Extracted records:
------------------------------------------------------------------------
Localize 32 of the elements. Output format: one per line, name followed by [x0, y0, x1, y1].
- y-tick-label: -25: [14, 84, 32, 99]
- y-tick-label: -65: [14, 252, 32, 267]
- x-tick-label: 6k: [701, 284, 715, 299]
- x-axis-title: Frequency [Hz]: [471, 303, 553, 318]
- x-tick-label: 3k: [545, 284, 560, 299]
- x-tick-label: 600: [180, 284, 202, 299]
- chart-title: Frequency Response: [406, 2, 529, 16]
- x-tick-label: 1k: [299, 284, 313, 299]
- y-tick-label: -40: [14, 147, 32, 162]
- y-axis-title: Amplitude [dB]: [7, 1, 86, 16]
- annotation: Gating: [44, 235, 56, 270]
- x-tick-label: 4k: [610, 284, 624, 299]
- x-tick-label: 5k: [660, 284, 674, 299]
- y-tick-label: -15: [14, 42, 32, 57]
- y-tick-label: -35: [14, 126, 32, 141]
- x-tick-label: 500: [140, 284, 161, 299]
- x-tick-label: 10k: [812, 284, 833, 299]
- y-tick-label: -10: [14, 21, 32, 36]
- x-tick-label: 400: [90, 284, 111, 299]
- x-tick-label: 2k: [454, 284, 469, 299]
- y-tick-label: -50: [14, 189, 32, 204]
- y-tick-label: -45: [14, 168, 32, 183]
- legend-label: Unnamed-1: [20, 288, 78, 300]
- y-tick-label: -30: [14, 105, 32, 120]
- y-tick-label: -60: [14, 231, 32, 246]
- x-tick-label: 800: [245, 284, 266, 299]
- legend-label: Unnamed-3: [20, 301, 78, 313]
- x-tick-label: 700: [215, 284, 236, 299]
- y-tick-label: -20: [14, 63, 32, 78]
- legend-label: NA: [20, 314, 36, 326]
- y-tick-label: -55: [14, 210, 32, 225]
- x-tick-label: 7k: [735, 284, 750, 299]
------------------------------------------------------------------------
* **WHAT TO WORK ON**
Recast the lines of the records above as a JSON list of strings, one string per line, with blank lines left out.

* **RESPONSE**
[
  "Localize 32 of the elements. Output format: one per line, name followed by [x0, y0, x1, y1].",
  "- y-tick-label: -25: [14, 84, 32, 99]",
  "- y-tick-label: -65: [14, 252, 32, 267]",
  "- x-tick-label: 6k: [701, 284, 715, 299]",
  "- x-axis-title: Frequency [Hz]: [471, 303, 553, 318]",
  "- x-tick-label: 3k: [545, 284, 560, 299]",
  "- x-tick-label: 600: [180, 284, 202, 299]",
  "- chart-title: Frequency Response: [406, 2, 529, 16]",
  "- x-tick-label: 1k: [299, 284, 313, 299]",
  "- y-tick-label: -40: [14, 147, 32, 162]",
  "- y-axis-title: Amplitude [dB]: [7, 1, 86, 16]",
  "- annotation: Gating: [44, 235, 56, 270]",
  "- x-tick-label: 4k: [610, 284, 624, 299]",
  "- x-tick-label: 5k: [660, 284, 674, 299]",
  "- y-tick-label: -15: [14, 42, 32, 57]",
  "- y-tick-label: -35: [14, 126, 32, 141]",
  "- x-tick-label: 500: [140, 284, 161, 299]",
  "- x-tick-label: 10k: [812, 284, 833, 299]",
  "- y-tick-label: -10: [14, 21, 32, 36]",
  "- x-tick-label: 400: [90, 284, 111, 299]",
  "- x-tick-label: 2k: [454, 284, 469, 299]",
  "- y-tick-label: -50: [14, 189, 32, 204]",
  "- y-tick-label: -45: [14, 168, 32, 183]",
  "- legend-label: Unnamed-1: [20, 288, 78, 300]",
  "- y-tick-label: -30: [14, 105, 32, 120]",
  "- y-tick-label: -60: [14, 231, 32, 246]",
  "- x-tick-label: 800: [245, 284, 266, 299]",
  "- legend-label: Unnamed-3: [20, 301, 78, 313]",
  "- x-tick-label: 700: [215, 284, 236, 299]",
  "- y-tick-label: -20: [14, 63, 32, 78]",
  "- legend-label: NA: [20, 314, 36, 326]",
  "- y-tick-label: -55: [14, 210, 32, 225]",
  "- x-tick-label: 7k: [735, 284, 750, 299]"
]